=== Work instructions ===
Retype each line exactly. Skip images.

=== Material supplied ===
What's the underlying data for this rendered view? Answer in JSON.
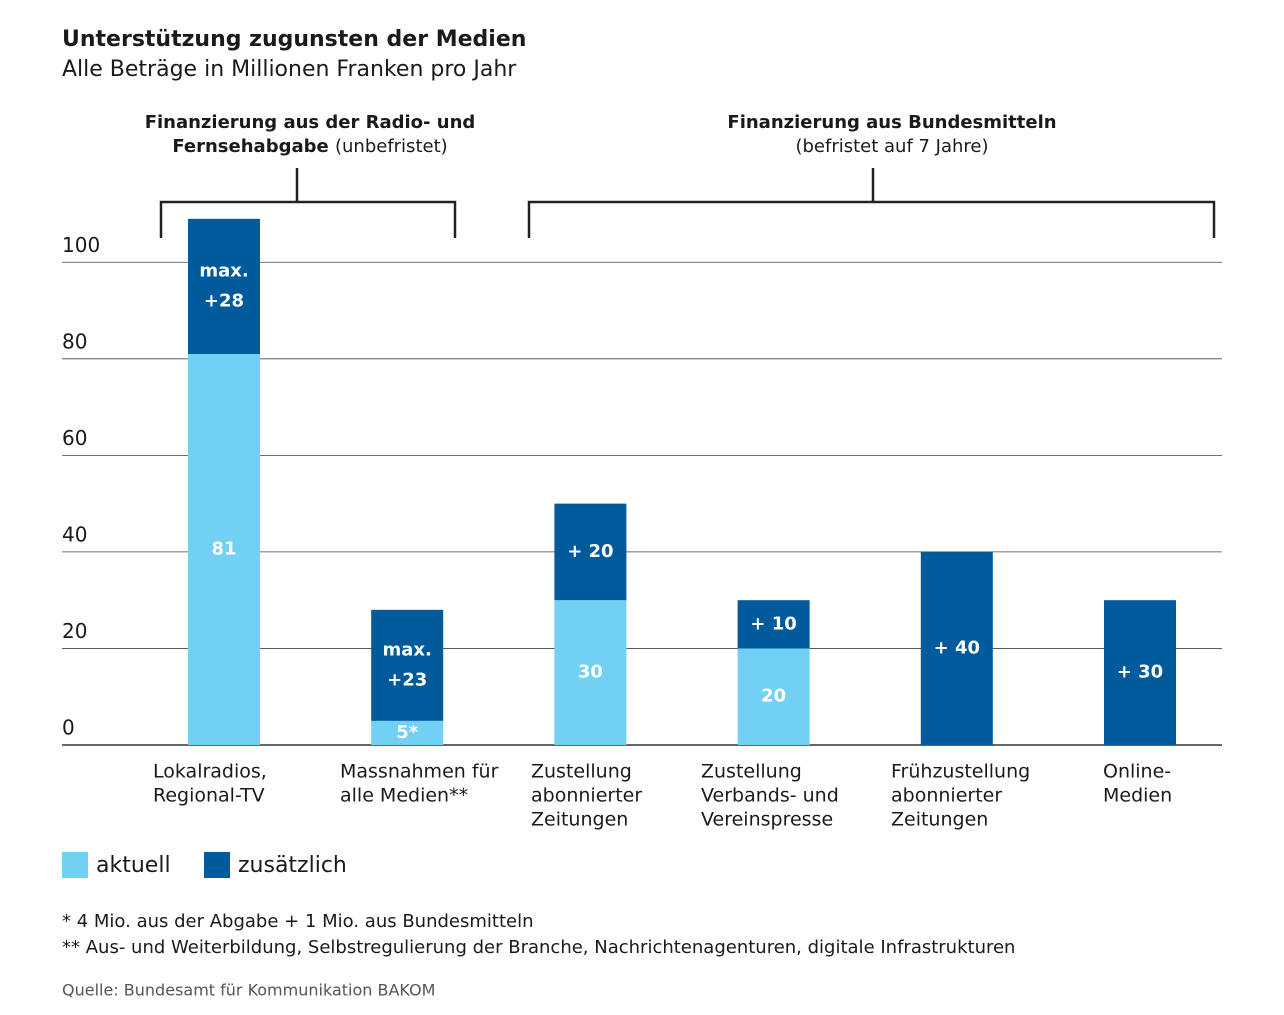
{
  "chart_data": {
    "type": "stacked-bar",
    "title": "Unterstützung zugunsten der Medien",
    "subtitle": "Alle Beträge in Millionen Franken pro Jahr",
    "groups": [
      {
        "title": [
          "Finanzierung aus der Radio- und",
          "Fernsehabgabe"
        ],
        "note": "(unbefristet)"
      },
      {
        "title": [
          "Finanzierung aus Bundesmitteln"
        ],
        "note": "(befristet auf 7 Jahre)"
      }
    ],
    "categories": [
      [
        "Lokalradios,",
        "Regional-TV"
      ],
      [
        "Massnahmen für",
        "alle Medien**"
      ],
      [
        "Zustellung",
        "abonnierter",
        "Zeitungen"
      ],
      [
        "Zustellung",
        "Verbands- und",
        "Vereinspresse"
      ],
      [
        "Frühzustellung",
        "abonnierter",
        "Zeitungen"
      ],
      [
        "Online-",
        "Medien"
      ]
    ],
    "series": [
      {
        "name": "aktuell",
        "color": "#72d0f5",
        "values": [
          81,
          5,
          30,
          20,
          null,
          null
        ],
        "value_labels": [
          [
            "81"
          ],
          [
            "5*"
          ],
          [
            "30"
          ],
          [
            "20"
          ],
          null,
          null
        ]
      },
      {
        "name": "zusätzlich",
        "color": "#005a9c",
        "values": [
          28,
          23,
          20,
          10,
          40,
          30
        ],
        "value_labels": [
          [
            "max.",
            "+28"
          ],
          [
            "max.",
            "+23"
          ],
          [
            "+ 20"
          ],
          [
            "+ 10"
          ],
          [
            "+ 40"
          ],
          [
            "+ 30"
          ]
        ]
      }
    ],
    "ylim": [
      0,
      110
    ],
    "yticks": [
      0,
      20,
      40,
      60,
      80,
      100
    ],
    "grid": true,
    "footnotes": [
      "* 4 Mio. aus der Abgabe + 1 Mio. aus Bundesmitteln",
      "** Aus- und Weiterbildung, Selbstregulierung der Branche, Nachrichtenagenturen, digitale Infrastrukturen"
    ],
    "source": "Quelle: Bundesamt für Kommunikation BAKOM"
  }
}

=== Worked answer ===
What's the underlying data for this rendered view? Answer in JSON.
{
  "chart_data": {
    "type": "stacked-bar",
    "title": "Unterstützung zugunsten der Medien",
    "subtitle": "Alle Beträge in Millionen Franken pro Jahr",
    "groups": [
      {
        "title": [
          "Finanzierung aus der Radio- und",
          "Fernsehabgabe"
        ],
        "note": "(unbefristet)"
      },
      {
        "title": [
          "Finanzierung aus Bundesmitteln"
        ],
        "note": "(befristet auf 7 Jahre)"
      }
    ],
    "categories": [
      [
        "Lokalradios,",
        "Regional-TV"
      ],
      [
        "Massnahmen für",
        "alle Medien**"
      ],
      [
        "Zustellung",
        "abonnierter",
        "Zeitungen"
      ],
      [
        "Zustellung",
        "Verbands- und",
        "Vereinspresse"
      ],
      [
        "Frühzustellung",
        "abonnierter",
        "Zeitungen"
      ],
      [
        "Online-",
        "Medien"
      ]
    ],
    "series": [
      {
        "name": "aktuell",
        "color": "#72d0f5",
        "values": [
          81,
          5,
          30,
          20,
          null,
          null
        ],
        "value_labels": [
          [
            "81"
          ],
          [
            "5*"
          ],
          [
            "30"
          ],
          [
            "20"
          ],
          null,
          null
        ]
      },
      {
        "name": "zusätzlich",
        "color": "#005a9c",
        "values": [
          28,
          23,
          20,
          10,
          40,
          30
        ],
        "value_labels": [
          [
            "max.",
            "+28"
          ],
          [
            "max.",
            "+23"
          ],
          [
            "+ 20"
          ],
          [
            "+ 10"
          ],
          [
            "+ 40"
          ],
          [
            "+ 30"
          ]
        ]
      }
    ],
    "ylim": [
      0,
      110
    ],
    "yticks": [
      0,
      20,
      40,
      60,
      80,
      100
    ],
    "grid": true,
    "footnotes": [
      "* 4 Mio. aus der Abgabe + 1 Mio. aus Bundesmitteln",
      "** Aus- und Weiterbildung, Selbstregulierung der Branche, Nachrichtenagenturen, digitale Infrastrukturen"
    ],
    "source": "Quelle: Bundesamt für Kommunikation BAKOM"
  }
}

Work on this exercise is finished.